(Given problem):
Only the lines holding the string "CERC" are needed. Copy each one.
*** Data shown ***
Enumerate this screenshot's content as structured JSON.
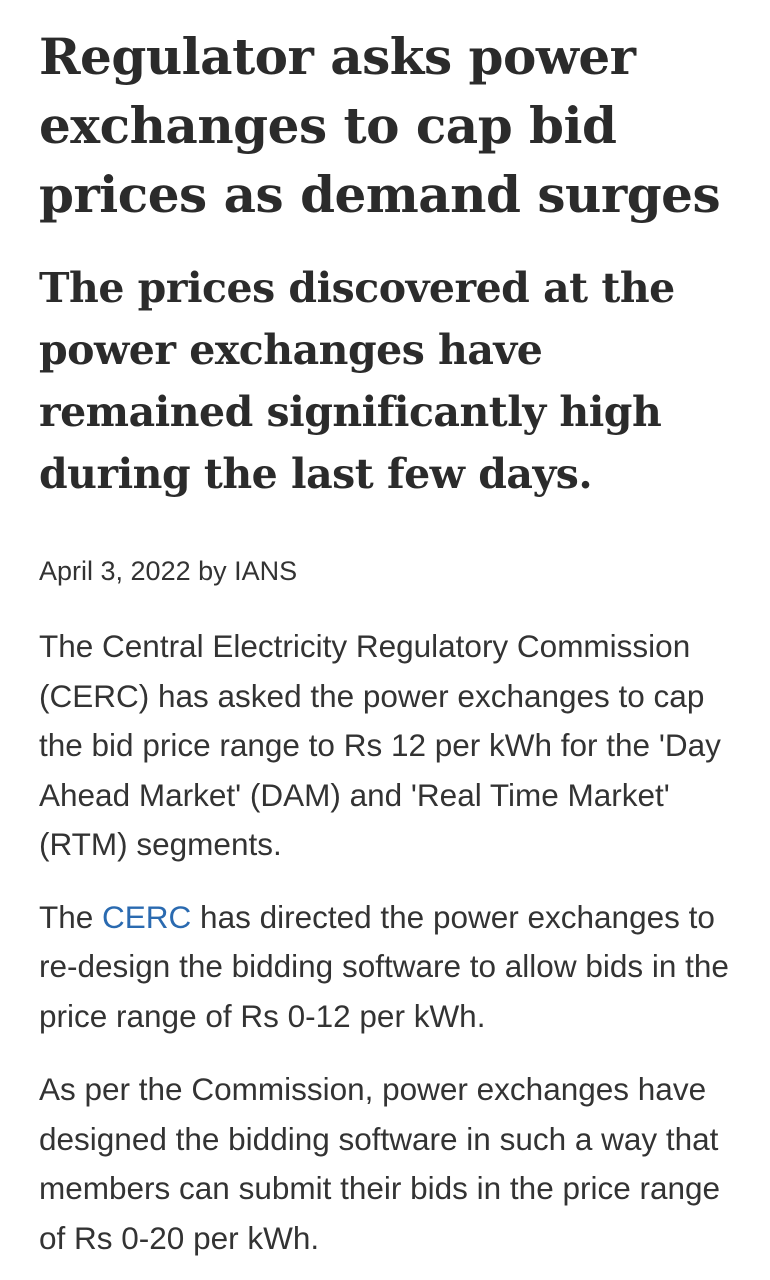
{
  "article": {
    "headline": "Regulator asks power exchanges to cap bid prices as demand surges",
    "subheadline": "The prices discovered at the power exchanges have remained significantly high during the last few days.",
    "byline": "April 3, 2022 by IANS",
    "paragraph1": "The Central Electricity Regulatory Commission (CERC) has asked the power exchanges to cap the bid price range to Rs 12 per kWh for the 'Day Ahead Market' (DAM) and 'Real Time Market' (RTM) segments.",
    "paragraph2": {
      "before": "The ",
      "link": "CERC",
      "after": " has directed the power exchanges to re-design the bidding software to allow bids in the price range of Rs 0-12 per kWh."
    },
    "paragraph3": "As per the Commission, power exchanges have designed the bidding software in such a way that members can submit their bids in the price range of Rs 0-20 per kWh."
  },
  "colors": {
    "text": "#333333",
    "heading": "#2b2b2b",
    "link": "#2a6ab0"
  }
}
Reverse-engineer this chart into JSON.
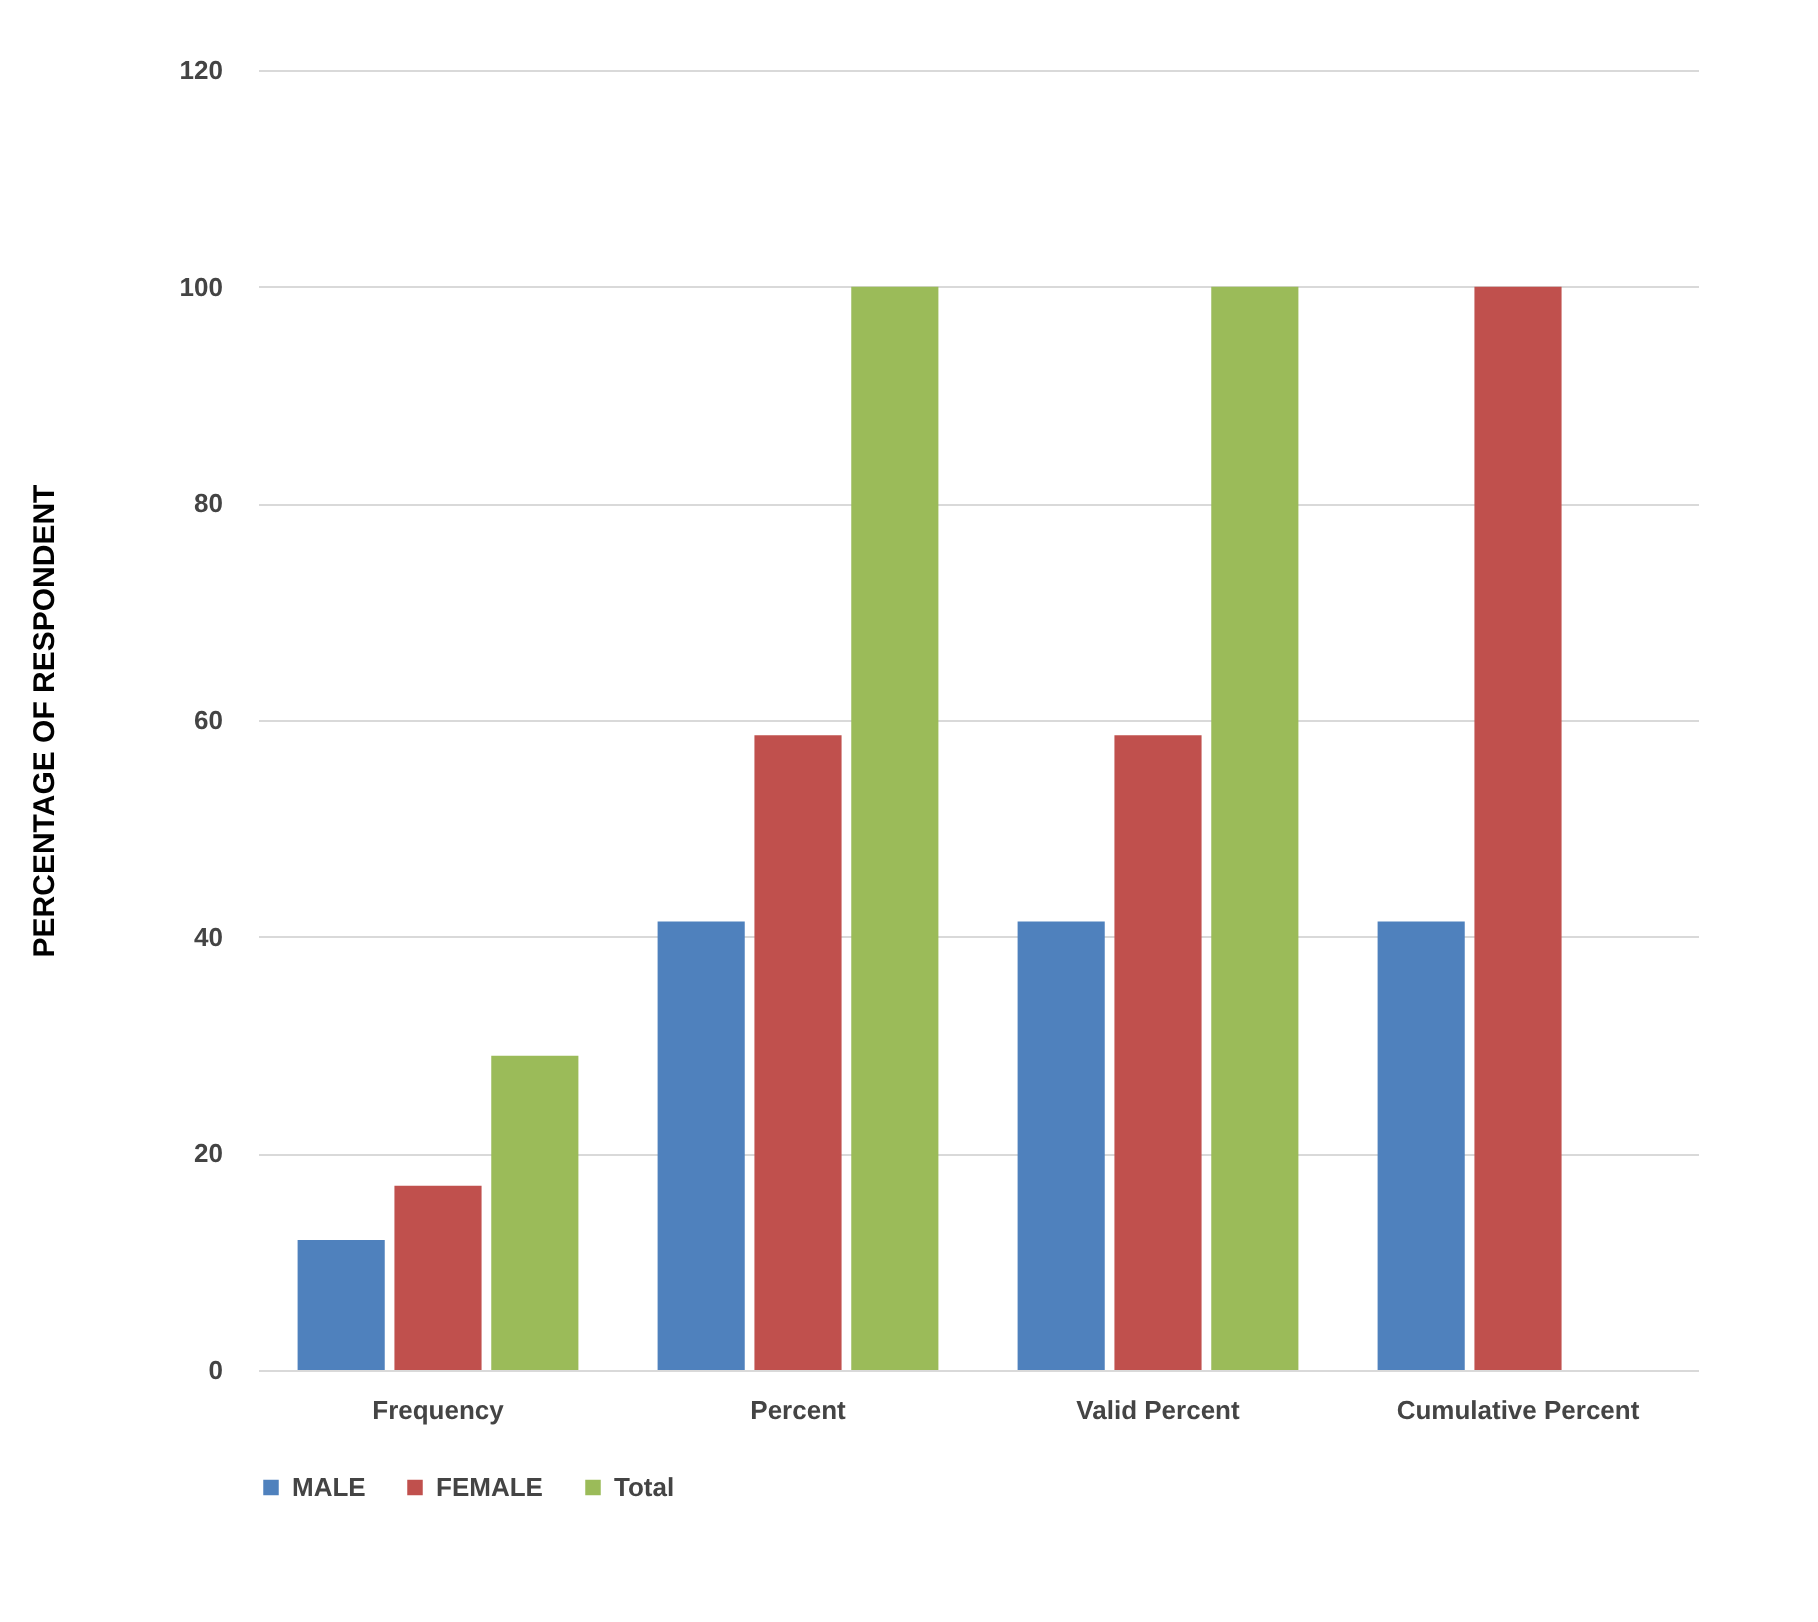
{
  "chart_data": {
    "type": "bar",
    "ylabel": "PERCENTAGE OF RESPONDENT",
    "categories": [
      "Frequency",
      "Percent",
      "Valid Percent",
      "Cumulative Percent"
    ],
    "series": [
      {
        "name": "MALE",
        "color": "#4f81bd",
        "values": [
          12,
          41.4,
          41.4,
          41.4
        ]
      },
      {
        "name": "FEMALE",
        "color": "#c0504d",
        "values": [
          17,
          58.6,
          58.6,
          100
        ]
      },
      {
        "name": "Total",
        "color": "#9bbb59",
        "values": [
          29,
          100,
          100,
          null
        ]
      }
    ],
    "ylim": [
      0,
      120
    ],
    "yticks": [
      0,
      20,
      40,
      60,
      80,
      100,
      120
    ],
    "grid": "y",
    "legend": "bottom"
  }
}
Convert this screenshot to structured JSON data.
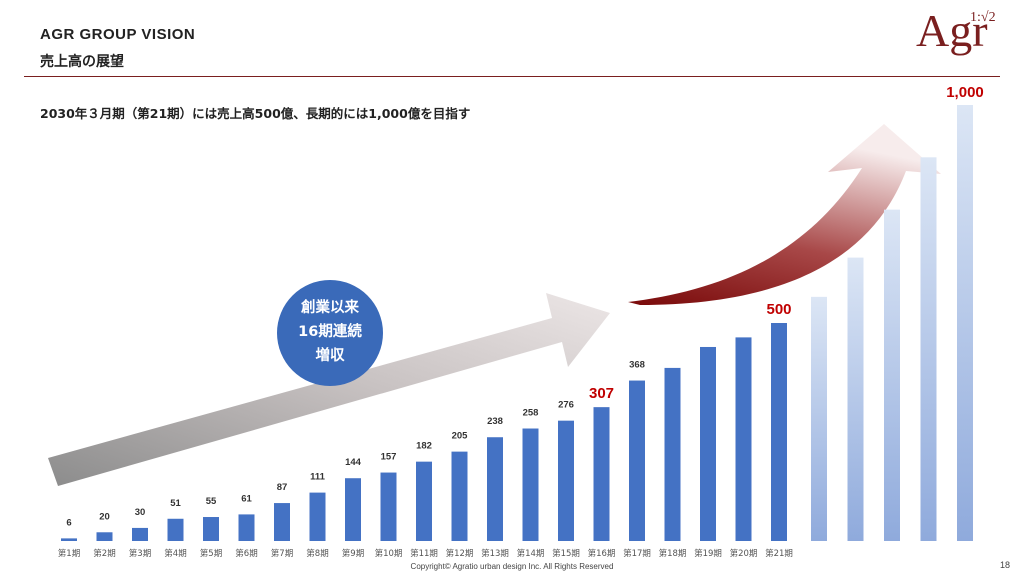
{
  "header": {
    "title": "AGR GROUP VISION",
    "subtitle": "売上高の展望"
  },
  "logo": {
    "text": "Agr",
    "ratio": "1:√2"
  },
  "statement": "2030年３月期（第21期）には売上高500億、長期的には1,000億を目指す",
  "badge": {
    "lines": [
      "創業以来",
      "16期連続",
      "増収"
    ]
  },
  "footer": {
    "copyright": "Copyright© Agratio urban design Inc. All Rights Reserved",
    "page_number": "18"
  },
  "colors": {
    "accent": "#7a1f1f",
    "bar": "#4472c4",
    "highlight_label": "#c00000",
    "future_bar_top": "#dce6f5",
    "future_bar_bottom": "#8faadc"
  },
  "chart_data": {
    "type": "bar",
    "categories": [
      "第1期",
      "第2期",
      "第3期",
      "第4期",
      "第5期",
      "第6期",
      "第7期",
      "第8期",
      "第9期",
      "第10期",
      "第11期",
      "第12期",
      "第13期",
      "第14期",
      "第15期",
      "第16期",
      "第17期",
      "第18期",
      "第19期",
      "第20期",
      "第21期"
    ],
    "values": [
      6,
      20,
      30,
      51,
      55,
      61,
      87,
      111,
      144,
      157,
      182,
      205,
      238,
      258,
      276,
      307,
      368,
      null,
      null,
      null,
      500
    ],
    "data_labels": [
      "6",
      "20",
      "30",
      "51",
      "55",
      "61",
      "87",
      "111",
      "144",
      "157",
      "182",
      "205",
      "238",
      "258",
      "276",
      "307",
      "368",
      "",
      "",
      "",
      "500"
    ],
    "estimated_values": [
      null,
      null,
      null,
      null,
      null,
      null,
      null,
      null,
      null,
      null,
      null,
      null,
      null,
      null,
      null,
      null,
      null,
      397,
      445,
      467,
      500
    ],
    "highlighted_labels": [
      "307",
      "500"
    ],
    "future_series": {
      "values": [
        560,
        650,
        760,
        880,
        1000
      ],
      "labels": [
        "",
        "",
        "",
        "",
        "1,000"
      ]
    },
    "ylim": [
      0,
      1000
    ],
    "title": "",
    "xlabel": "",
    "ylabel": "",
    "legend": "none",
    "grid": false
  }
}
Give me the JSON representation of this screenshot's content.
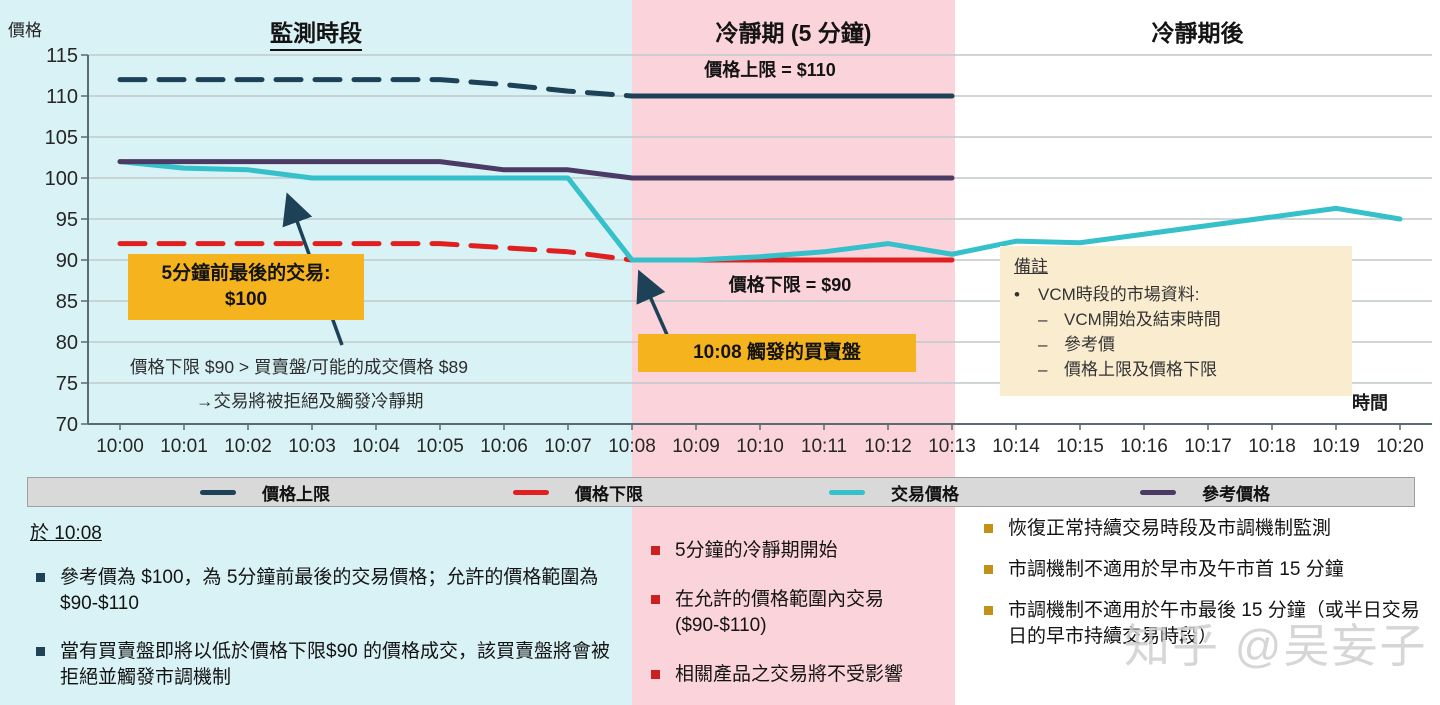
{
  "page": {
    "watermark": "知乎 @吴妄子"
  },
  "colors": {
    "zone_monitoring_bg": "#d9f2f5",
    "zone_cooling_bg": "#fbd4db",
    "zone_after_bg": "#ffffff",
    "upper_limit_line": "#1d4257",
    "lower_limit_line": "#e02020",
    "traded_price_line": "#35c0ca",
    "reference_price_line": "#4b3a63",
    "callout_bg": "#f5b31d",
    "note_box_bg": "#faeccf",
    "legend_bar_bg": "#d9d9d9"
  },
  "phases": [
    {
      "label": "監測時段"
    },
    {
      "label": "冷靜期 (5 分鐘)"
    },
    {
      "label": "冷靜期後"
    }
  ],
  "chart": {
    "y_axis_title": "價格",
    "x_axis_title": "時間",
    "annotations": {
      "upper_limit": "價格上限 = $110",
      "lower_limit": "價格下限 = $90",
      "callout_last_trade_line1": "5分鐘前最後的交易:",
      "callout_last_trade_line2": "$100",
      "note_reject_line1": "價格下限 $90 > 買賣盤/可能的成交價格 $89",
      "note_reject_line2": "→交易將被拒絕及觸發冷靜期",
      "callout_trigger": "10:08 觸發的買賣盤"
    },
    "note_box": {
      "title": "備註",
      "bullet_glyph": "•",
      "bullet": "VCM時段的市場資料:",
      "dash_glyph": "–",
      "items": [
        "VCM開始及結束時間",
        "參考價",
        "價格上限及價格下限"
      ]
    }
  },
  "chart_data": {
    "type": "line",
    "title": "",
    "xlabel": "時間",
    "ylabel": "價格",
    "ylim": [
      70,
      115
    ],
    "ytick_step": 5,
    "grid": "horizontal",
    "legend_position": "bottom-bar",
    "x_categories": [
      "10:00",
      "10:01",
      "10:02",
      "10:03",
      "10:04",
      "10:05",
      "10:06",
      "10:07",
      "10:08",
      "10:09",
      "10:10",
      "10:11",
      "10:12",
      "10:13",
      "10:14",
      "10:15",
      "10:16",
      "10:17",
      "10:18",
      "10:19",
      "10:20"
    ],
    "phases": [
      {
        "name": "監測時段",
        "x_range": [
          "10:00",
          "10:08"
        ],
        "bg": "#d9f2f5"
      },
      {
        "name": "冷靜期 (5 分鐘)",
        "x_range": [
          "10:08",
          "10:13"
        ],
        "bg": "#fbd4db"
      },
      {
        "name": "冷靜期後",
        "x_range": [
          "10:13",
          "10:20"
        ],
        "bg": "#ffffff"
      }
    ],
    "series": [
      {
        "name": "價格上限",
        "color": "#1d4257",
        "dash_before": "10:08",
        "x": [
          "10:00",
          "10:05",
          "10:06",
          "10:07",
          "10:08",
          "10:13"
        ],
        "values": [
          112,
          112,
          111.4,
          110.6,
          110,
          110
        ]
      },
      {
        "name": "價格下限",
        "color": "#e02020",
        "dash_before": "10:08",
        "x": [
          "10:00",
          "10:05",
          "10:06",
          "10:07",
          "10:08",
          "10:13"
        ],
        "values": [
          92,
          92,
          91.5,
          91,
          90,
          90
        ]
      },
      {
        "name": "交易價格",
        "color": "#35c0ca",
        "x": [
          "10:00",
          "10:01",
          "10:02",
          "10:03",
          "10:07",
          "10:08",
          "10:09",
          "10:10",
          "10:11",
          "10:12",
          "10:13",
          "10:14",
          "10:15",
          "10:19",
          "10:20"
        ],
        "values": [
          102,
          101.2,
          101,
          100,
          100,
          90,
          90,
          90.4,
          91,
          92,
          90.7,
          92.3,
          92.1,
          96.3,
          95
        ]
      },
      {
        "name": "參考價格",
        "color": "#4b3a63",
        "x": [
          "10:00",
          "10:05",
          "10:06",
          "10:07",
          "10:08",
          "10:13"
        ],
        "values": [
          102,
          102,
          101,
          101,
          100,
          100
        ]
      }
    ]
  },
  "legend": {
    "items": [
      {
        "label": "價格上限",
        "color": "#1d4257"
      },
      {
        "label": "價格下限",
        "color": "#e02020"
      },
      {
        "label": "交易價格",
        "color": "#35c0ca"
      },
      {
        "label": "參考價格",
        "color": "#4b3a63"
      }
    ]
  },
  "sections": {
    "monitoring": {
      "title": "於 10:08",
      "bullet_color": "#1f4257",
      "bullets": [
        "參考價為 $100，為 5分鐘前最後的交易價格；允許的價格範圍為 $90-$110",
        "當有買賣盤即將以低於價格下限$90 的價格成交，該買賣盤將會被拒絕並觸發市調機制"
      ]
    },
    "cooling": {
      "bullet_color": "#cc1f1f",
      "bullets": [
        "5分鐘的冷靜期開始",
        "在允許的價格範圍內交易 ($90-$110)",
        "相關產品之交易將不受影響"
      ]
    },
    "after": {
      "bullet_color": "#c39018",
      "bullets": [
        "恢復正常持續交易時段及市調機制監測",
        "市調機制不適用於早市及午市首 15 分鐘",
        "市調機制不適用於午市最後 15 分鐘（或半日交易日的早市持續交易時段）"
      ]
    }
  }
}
***
(Exercise output):
    "paragraph1": "The Central Electricity Regulatory Commission (CERC) has asked the power exchanges to cap the bid price range to Rs 12 per kWh for the 'Day Ahead Market' (DAM) and 'Real Time Market' (RTM) segments.",
      "link": "CERC",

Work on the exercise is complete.